### What to do
The answer should be a single number: how many lines of the entries below hold the word "name".

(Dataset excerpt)

--

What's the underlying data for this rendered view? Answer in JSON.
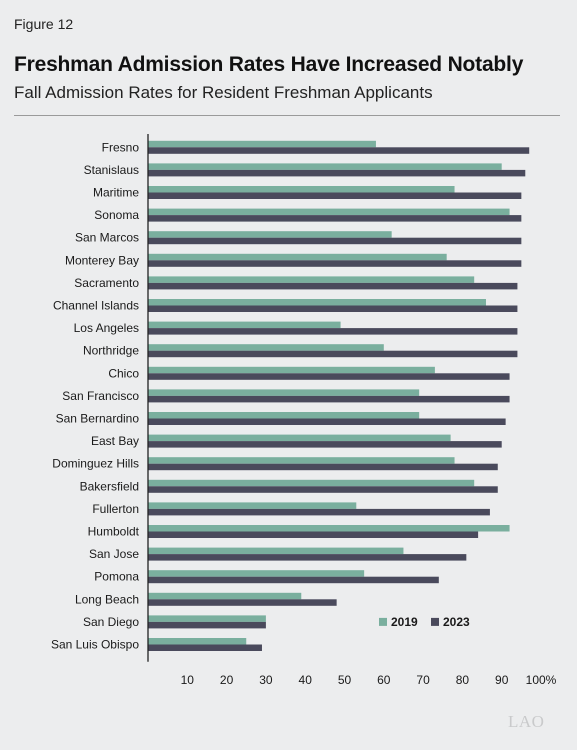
{
  "figure_label": "Figure 12",
  "title": "Freshman Admission Rates Have Increased Notably",
  "subtitle": "Fall Admission Rates for Resident Freshman Applicants",
  "watermark": "LAO",
  "colors": {
    "series_2019": "#7aaf9e",
    "series_2023": "#4a4a5c",
    "axis": "#222222",
    "background": "#ecedee"
  },
  "chart_data": {
    "type": "bar",
    "orientation": "horizontal",
    "categories": [
      "Fresno",
      "Stanislaus",
      "Maritime",
      "Sonoma",
      "San Marcos",
      "Monterey Bay",
      "Sacramento",
      "Channel Islands",
      "Los Angeles",
      "Northridge",
      "Chico",
      "San Francisco",
      "San Bernardino",
      "East Bay",
      "Dominguez Hills",
      "Bakersfield",
      "Fullerton",
      "Humboldt",
      "San Jose",
      "Pomona",
      "Long Beach",
      "San Diego",
      "San Luis Obispo"
    ],
    "series": [
      {
        "name": "2019",
        "values": [
          58,
          90,
          78,
          92,
          62,
          76,
          83,
          86,
          49,
          60,
          73,
          69,
          69,
          77,
          78,
          83,
          53,
          92,
          65,
          55,
          39,
          30,
          25
        ]
      },
      {
        "name": "2023",
        "values": [
          97,
          96,
          95,
          95,
          95,
          95,
          94,
          94,
          94,
          94,
          92,
          92,
          91,
          90,
          89,
          89,
          87,
          84,
          81,
          74,
          48,
          30,
          29
        ]
      }
    ],
    "xlim": [
      0,
      100
    ],
    "xticks": [
      10,
      20,
      30,
      40,
      50,
      60,
      70,
      80,
      90,
      100
    ],
    "tick_labels": [
      "10",
      "20",
      "30",
      "40",
      "50",
      "60",
      "70",
      "80",
      "90",
      "100%"
    ],
    "grid": false,
    "legend_position": "bottom-right"
  }
}
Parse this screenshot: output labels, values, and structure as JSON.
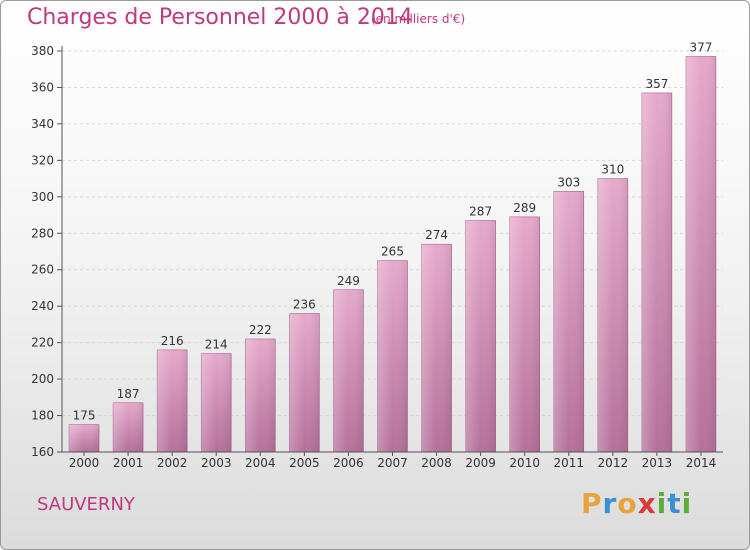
{
  "chart_data": {
    "type": "bar",
    "title": "Charges de Personnel 2000 à 2014",
    "subtitle": "(en milliers d'€)",
    "categories": [
      "2000",
      "2001",
      "2002",
      "2003",
      "2004",
      "2005",
      "2006",
      "2007",
      "2008",
      "2009",
      "2010",
      "2011",
      "2012",
      "2013",
      "2014"
    ],
    "values": [
      175,
      187,
      216,
      214,
      222,
      236,
      249,
      265,
      274,
      287,
      289,
      303,
      310,
      357,
      377
    ],
    "ylim": [
      160,
      380
    ],
    "yticks": [
      160,
      180,
      200,
      220,
      240,
      260,
      280,
      300,
      320,
      340,
      360,
      380
    ],
    "grid": true,
    "bar_color": "#d98ab8"
  },
  "commune": "SAUVERNY",
  "logo": {
    "letters": [
      "P",
      "r",
      "o",
      "x",
      "i",
      "t",
      "i"
    ],
    "colors": [
      "#e8a33a",
      "#3c8fd0",
      "#e8a33a",
      "#d93a3a",
      "#5aaf3a",
      "#3c8fd0",
      "#5aaf3a"
    ]
  }
}
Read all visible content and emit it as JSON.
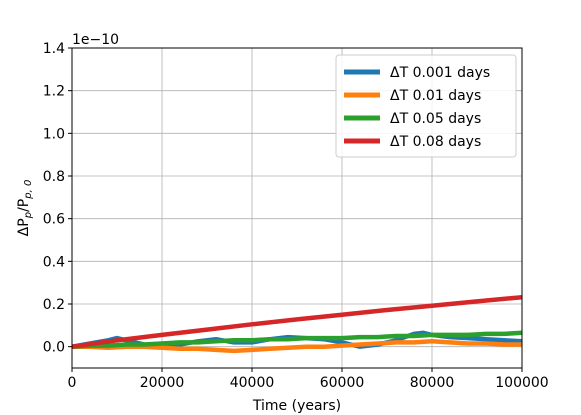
{
  "chart_data": {
    "type": "line",
    "xlabel": "Time (years)",
    "ylabel": "ΔPp/Pp,0",
    "ylabel_parts": {
      "delta": "ΔP",
      "sub1": "p",
      "slash": "/P",
      "sub2": "p, 0"
    },
    "y_offset_label": "1e−10",
    "xlim": [
      0,
      100000
    ],
    "ylim": [
      -0.1,
      1.4
    ],
    "x_ticks": [
      0,
      20000,
      40000,
      60000,
      80000,
      100000
    ],
    "x_tick_labels": [
      "0",
      "20000",
      "40000",
      "60000",
      "80000",
      "100000"
    ],
    "y_ticks": [
      0.0,
      0.2,
      0.4,
      0.6,
      0.8,
      1.0,
      1.2,
      1.4
    ],
    "y_tick_labels": [
      "0.0",
      "0.2",
      "0.4",
      "0.6",
      "0.8",
      "1.0",
      "1.2",
      "1.4"
    ],
    "grid": true,
    "legend_position": "top-right",
    "series": [
      {
        "name": "ΔT 0.001 days",
        "color": "#1f77b4",
        "x": [
          0,
          4000,
          8000,
          10000,
          12000,
          16000,
          20000,
          24000,
          28000,
          32000,
          36000,
          40000,
          44000,
          48000,
          52000,
          56000,
          60000,
          64000,
          68000,
          72000,
          76000,
          78000,
          80000,
          84000,
          88000,
          92000,
          96000,
          100000
        ],
        "y": [
          0.0,
          0.015,
          0.03,
          0.04,
          0.03,
          0.01,
          0.0,
          0.01,
          0.025,
          0.035,
          0.02,
          0.02,
          0.035,
          0.045,
          0.04,
          0.035,
          0.02,
          0.0,
          0.01,
          0.03,
          0.06,
          0.065,
          0.055,
          0.045,
          0.04,
          0.035,
          0.03,
          0.025
        ]
      },
      {
        "name": "ΔT 0.01 days",
        "color": "#ff7f0e",
        "x": [
          0,
          4000,
          8000,
          12000,
          16000,
          20000,
          24000,
          28000,
          32000,
          36000,
          40000,
          44000,
          48000,
          52000,
          56000,
          60000,
          64000,
          68000,
          72000,
          76000,
          80000,
          84000,
          88000,
          92000,
          96000,
          100000
        ],
        "y": [
          0.0,
          0.0,
          -0.005,
          0.0,
          0.0,
          -0.005,
          -0.01,
          -0.01,
          -0.015,
          -0.02,
          -0.015,
          -0.01,
          -0.005,
          0.0,
          0.0,
          0.005,
          0.01,
          0.015,
          0.02,
          0.02,
          0.025,
          0.02,
          0.015,
          0.015,
          0.01,
          0.01
        ]
      },
      {
        "name": "ΔT 0.05 days",
        "color": "#2ca02c",
        "x": [
          0,
          4000,
          8000,
          12000,
          16000,
          20000,
          24000,
          28000,
          32000,
          36000,
          40000,
          44000,
          48000,
          52000,
          56000,
          60000,
          64000,
          68000,
          72000,
          76000,
          80000,
          84000,
          88000,
          92000,
          96000,
          100000
        ],
        "y": [
          0.0,
          0.005,
          0.005,
          0.01,
          0.01,
          0.015,
          0.02,
          0.02,
          0.025,
          0.03,
          0.03,
          0.035,
          0.035,
          0.04,
          0.04,
          0.04,
          0.045,
          0.045,
          0.05,
          0.05,
          0.055,
          0.055,
          0.055,
          0.06,
          0.06,
          0.065
        ]
      },
      {
        "name": "ΔT 0.08 days",
        "color": "#d62728",
        "x": [
          0,
          10000,
          20000,
          30000,
          40000,
          50000,
          60000,
          70000,
          80000,
          90000,
          100000
        ],
        "y": [
          0.0,
          0.03,
          0.055,
          0.08,
          0.105,
          0.128,
          0.15,
          0.172,
          0.192,
          0.212,
          0.232
        ]
      }
    ]
  }
}
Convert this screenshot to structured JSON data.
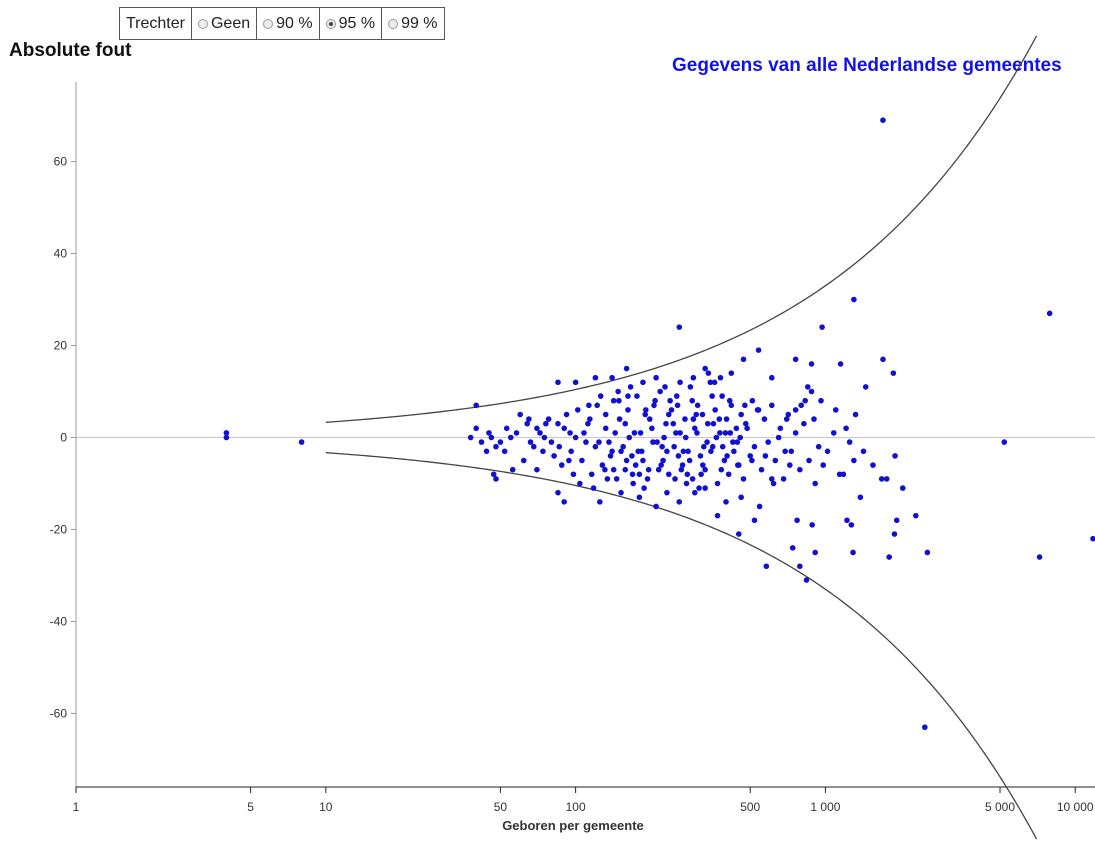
{
  "funnel_selector": {
    "label": "Trechter",
    "options": [
      {
        "label": "Geen",
        "checked": false
      },
      {
        "label": "90 %",
        "checked": false
      },
      {
        "label": "95 %",
        "checked": true
      },
      {
        "label": "99 %",
        "checked": false
      }
    ]
  },
  "colors": {
    "points": "#1010d0",
    "title": "#1212e6",
    "funnel": "#444444",
    "zero_line": "#cccccc"
  },
  "chart_data": {
    "type": "scatter",
    "title": "Gegevens van alle Nederlandse gemeentes",
    "ylabel": "Absolute fout",
    "xlabel": "Geboren per gemeente",
    "x_scale": "log",
    "xlim": [
      1,
      12000
    ],
    "ylim": [
      -76,
      76
    ],
    "x_ticks": [
      {
        "value": 1,
        "label": "1"
      },
      {
        "value": 5,
        "label": "5"
      },
      {
        "value": 10,
        "label": "10"
      },
      {
        "value": 50,
        "label": "50"
      },
      {
        "value": 100,
        "label": "100"
      },
      {
        "value": 500,
        "label": "500"
      },
      {
        "value": 1000,
        "label": "1 000"
      },
      {
        "value": 5000,
        "label": "5 000"
      },
      {
        "value": 10000,
        "label": "10 000"
      }
    ],
    "y_ticks": [
      {
        "value": 60,
        "label": "60"
      },
      {
        "value": 40,
        "label": "40"
      },
      {
        "value": 20,
        "label": "20"
      },
      {
        "value": 0,
        "label": "0"
      },
      {
        "value": -20,
        "label": "-20"
      },
      {
        "value": -40,
        "label": "-40"
      },
      {
        "value": -60,
        "label": "-60"
      }
    ],
    "funnel": {
      "level": "95 %",
      "x_range": [
        10,
        7000
      ],
      "upper_y_at_10": 3.3
    },
    "points": [
      [
        4,
        1
      ],
      [
        4,
        0
      ],
      [
        8,
        -1
      ],
      [
        5200,
        -1
      ],
      [
        7900,
        27
      ],
      [
        7200,
        -26
      ],
      [
        12000,
        -22
      ],
      [
        1700,
        69
      ],
      [
        1300,
        30
      ],
      [
        2500,
        -63
      ],
      [
        970,
        24
      ],
      [
        1700,
        17
      ],
      [
        1870,
        14
      ],
      [
        1450,
        11
      ],
      [
        1150,
        16
      ],
      [
        1220,
        -18
      ],
      [
        1270,
        -19
      ],
      [
        1290,
        -25
      ],
      [
        1900,
        -4
      ],
      [
        1680,
        -9
      ],
      [
        1760,
        -9
      ],
      [
        2040,
        -11
      ],
      [
        1930,
        -18
      ],
      [
        1890,
        -21
      ],
      [
        1800,
        -26
      ],
      [
        2560,
        -25
      ],
      [
        2300,
        -17
      ],
      [
        1380,
        -13
      ],
      [
        1180,
        -8
      ],
      [
        910,
        -10
      ],
      [
        885,
        -19
      ],
      [
        910,
        -25
      ],
      [
        840,
        -31
      ],
      [
        790,
        -28
      ],
      [
        580,
        -28
      ],
      [
        450,
        -21
      ],
      [
        520,
        -18
      ],
      [
        545,
        -15
      ],
      [
        620,
        -10
      ],
      [
        740,
        -24
      ],
      [
        770,
        -18
      ],
      [
        720,
        -6
      ],
      [
        690,
        -3
      ],
      [
        650,
        0
      ],
      [
        700,
        4
      ],
      [
        760,
        6
      ],
      [
        800,
        7
      ],
      [
        830,
        8
      ],
      [
        880,
        10
      ],
      [
        610,
        13
      ],
      [
        760,
        17
      ],
      [
        880,
        16
      ],
      [
        540,
        19
      ],
      [
        470,
        17
      ],
      [
        420,
        14
      ],
      [
        360,
        12
      ],
      [
        330,
        15
      ],
      [
        260,
        24
      ],
      [
        210,
        13
      ],
      [
        160,
        15
      ],
      [
        140,
        13
      ],
      [
        120,
        13
      ],
      [
        100,
        12
      ],
      [
        85,
        12
      ],
      [
        40,
        7
      ],
      [
        38,
        0
      ],
      [
        40,
        2
      ],
      [
        47,
        -8
      ],
      [
        48,
        -9
      ],
      [
        56,
        -7
      ],
      [
        70,
        -7
      ],
      [
        85,
        -12
      ],
      [
        90,
        -14
      ],
      [
        125,
        -14
      ],
      [
        180,
        -13
      ],
      [
        210,
        -15
      ],
      [
        260,
        -14
      ],
      [
        300,
        -12
      ],
      [
        330,
        -11
      ],
      [
        400,
        -14
      ],
      [
        460,
        -13
      ],
      [
        370,
        -17
      ],
      [
        250,
        -9
      ],
      [
        220,
        -6
      ],
      [
        180,
        -8
      ],
      [
        160,
        -5
      ],
      [
        140,
        -3
      ],
      [
        120,
        -2
      ],
      [
        110,
        -1
      ],
      [
        100,
        0
      ],
      [
        95,
        1
      ],
      [
        90,
        2
      ],
      [
        85,
        3
      ],
      [
        80,
        -1
      ],
      [
        75,
        0
      ],
      [
        70,
        2
      ],
      [
        65,
        4
      ],
      [
        60,
        5
      ],
      [
        55,
        0
      ],
      [
        52,
        -3
      ],
      [
        48,
        -2
      ],
      [
        45,
        1
      ],
      [
        44,
        -3
      ],
      [
        42,
        -1
      ],
      [
        62,
        -5
      ],
      [
        68,
        -2
      ],
      [
        72,
        1
      ],
      [
        78,
        4
      ],
      [
        82,
        -4
      ],
      [
        88,
        -6
      ],
      [
        92,
        5
      ],
      [
        96,
        -3
      ],
      [
        102,
        6
      ],
      [
        106,
        -5
      ],
      [
        112,
        3
      ],
      [
        116,
        -8
      ],
      [
        122,
        7
      ],
      [
        128,
        -6
      ],
      [
        132,
        2
      ],
      [
        136,
        -1
      ],
      [
        142,
        8
      ],
      [
        146,
        -9
      ],
      [
        150,
        4
      ],
      [
        155,
        -2
      ],
      [
        162,
        6
      ],
      [
        168,
        -4
      ],
      [
        172,
        1
      ],
      [
        176,
        9
      ],
      [
        184,
        -3
      ],
      [
        190,
        5
      ],
      [
        196,
        -7
      ],
      [
        202,
        2
      ],
      [
        206,
        7
      ],
      [
        212,
        -1
      ],
      [
        218,
        10
      ],
      [
        224,
        -5
      ],
      [
        230,
        3
      ],
      [
        236,
        -8
      ],
      [
        242,
        6
      ],
      [
        248,
        -2
      ],
      [
        254,
        9
      ],
      [
        262,
        1
      ],
      [
        268,
        -6
      ],
      [
        274,
        4
      ],
      [
        282,
        -3
      ],
      [
        288,
        11
      ],
      [
        294,
        -9
      ],
      [
        300,
        2
      ],
      [
        308,
        7
      ],
      [
        316,
        -4
      ],
      [
        322,
        5
      ],
      [
        330,
        -7
      ],
      [
        338,
        3
      ],
      [
        346,
        12
      ],
      [
        354,
        -2
      ],
      [
        362,
        6
      ],
      [
        370,
        -10
      ],
      [
        378,
        1
      ],
      [
        386,
        9
      ],
      [
        394,
        -5
      ],
      [
        402,
        4
      ],
      [
        410,
        -8
      ],
      [
        420,
        7
      ],
      [
        430,
        -3
      ],
      [
        440,
        2
      ],
      [
        450,
        -6
      ],
      [
        460,
        5
      ],
      [
        470,
        -9
      ],
      [
        480,
        3
      ],
      [
        500,
        -4
      ],
      [
        510,
        8
      ],
      [
        520,
        -2
      ],
      [
        535,
        6
      ],
      [
        555,
        -7
      ],
      [
        570,
        4
      ],
      [
        590,
        -1
      ],
      [
        610,
        7
      ],
      [
        630,
        -5
      ],
      [
        660,
        2
      ],
      [
        680,
        -9
      ],
      [
        710,
        5
      ],
      [
        730,
        -3
      ],
      [
        760,
        1
      ],
      [
        790,
        -7
      ],
      [
        820,
        3
      ],
      [
        860,
        -5
      ],
      [
        900,
        4
      ],
      [
        940,
        -2
      ],
      [
        980,
        -6
      ],
      [
        1020,
        -3
      ],
      [
        1080,
        1
      ],
      [
        1140,
        -8
      ],
      [
        1210,
        2
      ],
      [
        1300,
        -5
      ],
      [
        1420,
        -3
      ],
      [
        1550,
        -6
      ],
      [
        1320,
        5
      ],
      [
        1250,
        -1
      ],
      [
        1100,
        6
      ],
      [
        960,
        8
      ],
      [
        850,
        11
      ],
      [
        104,
        -10
      ],
      [
        118,
        -11
      ],
      [
        134,
        -9
      ],
      [
        152,
        -12
      ],
      [
        170,
        -10
      ],
      [
        188,
        -11
      ],
      [
        232,
        -12
      ],
      [
        278,
        -10
      ],
      [
        312,
        -11
      ],
      [
        126,
        9
      ],
      [
        148,
        10
      ],
      [
        166,
        11
      ],
      [
        186,
        12
      ],
      [
        228,
        11
      ],
      [
        262,
        12
      ],
      [
        296,
        13
      ],
      [
        340,
        14
      ],
      [
        380,
        13
      ],
      [
        114,
        4
      ],
      [
        138,
        -4
      ],
      [
        158,
        3
      ],
      [
        178,
        -3
      ],
      [
        198,
        4
      ],
      [
        222,
        -2
      ],
      [
        246,
        3
      ],
      [
        270,
        -3
      ],
      [
        296,
        4
      ],
      [
        326,
        -2
      ],
      [
        356,
        3
      ],
      [
        388,
        -2
      ],
      [
        416,
        1
      ],
      [
        444,
        -1
      ],
      [
        108,
        1
      ],
      [
        124,
        -1
      ],
      [
        144,
        1
      ],
      [
        164,
        0
      ],
      [
        182,
        1
      ],
      [
        204,
        -1
      ],
      [
        226,
        0
      ],
      [
        252,
        1
      ],
      [
        276,
        0
      ],
      [
        306,
        1
      ],
      [
        336,
        -1
      ],
      [
        366,
        0
      ],
      [
        398,
        1
      ],
      [
        426,
        -1
      ],
      [
        456,
        0
      ],
      [
        486,
        2
      ],
      [
        98,
        -8
      ],
      [
        113,
        7
      ],
      [
        131,
        -7
      ],
      [
        149,
        8
      ],
      [
        169,
        -8
      ],
      [
        191,
        6
      ],
      [
        215,
        -7
      ],
      [
        239,
        8
      ],
      [
        265,
        -7
      ],
      [
        293,
        8
      ],
      [
        323,
        -6
      ],
      [
        352,
        9
      ],
      [
        383,
        -7
      ],
      [
        414,
        8
      ],
      [
        446,
        -6
      ],
      [
        476,
        7
      ],
      [
        508,
        -5
      ],
      [
        540,
        6
      ],
      [
        575,
        -4
      ],
      [
        610,
        -9
      ],
      [
        74,
        -3
      ],
      [
        76,
        3
      ],
      [
        66,
        -1
      ],
      [
        58,
        1
      ],
      [
        53,
        2
      ],
      [
        50,
        -1
      ],
      [
        46,
        0
      ],
      [
        64,
        3
      ],
      [
        86,
        -2
      ],
      [
        94,
        -5
      ],
      [
        158,
        -7
      ],
      [
        174,
        -6
      ],
      [
        194,
        -9
      ],
      [
        236,
        5
      ],
      [
        258,
        -4
      ],
      [
        286,
        -5
      ],
      [
        318,
        -8
      ],
      [
        348,
        -3
      ],
      [
        376,
        4
      ],
      [
        404,
        -4
      ],
      [
        132,
        5
      ],
      [
        142,
        -7
      ],
      [
        152,
        -3
      ],
      [
        162,
        9
      ],
      [
        186,
        -5
      ],
      [
        208,
        8
      ],
      [
        232,
        -3
      ],
      [
        256,
        7
      ],
      [
        280,
        -8
      ],
      [
        304,
        5
      ]
    ]
  }
}
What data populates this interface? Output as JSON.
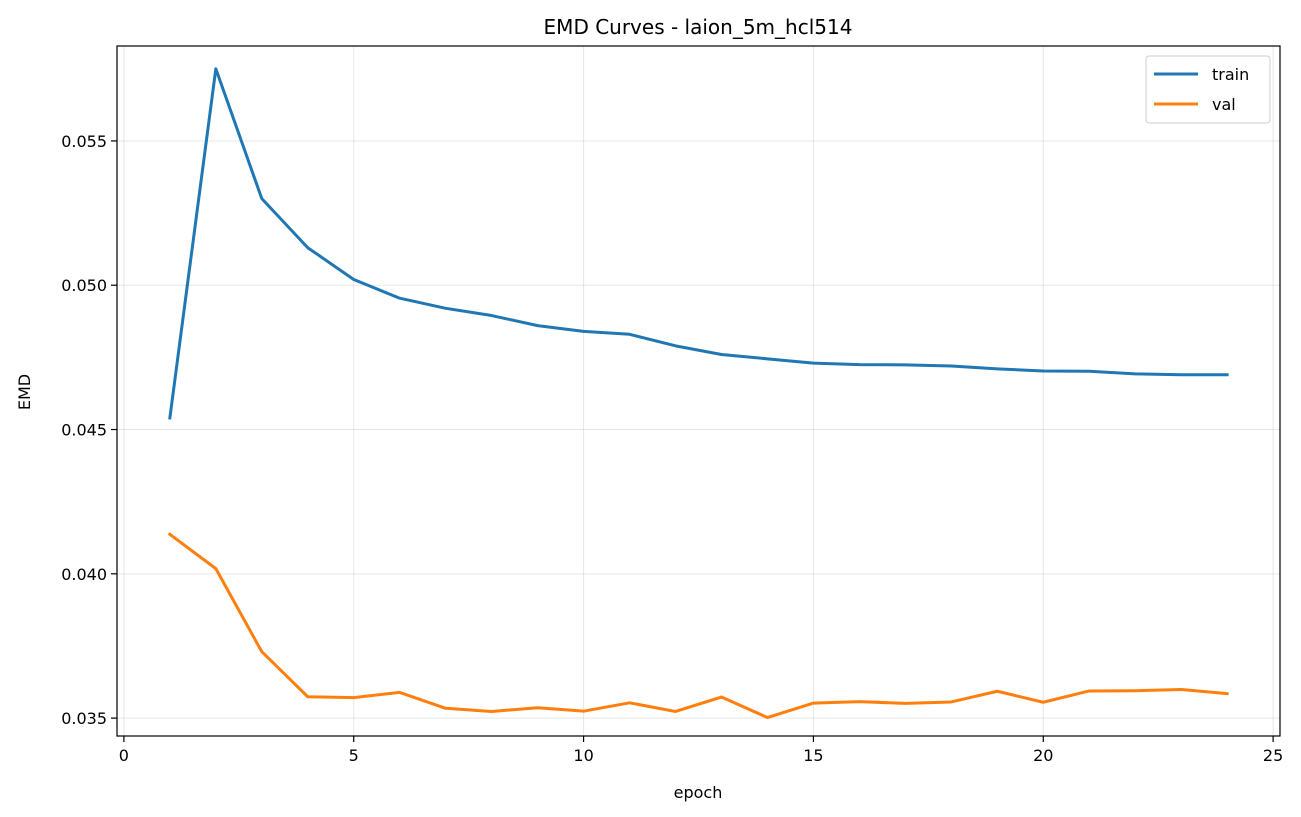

--

### Finished exercise
6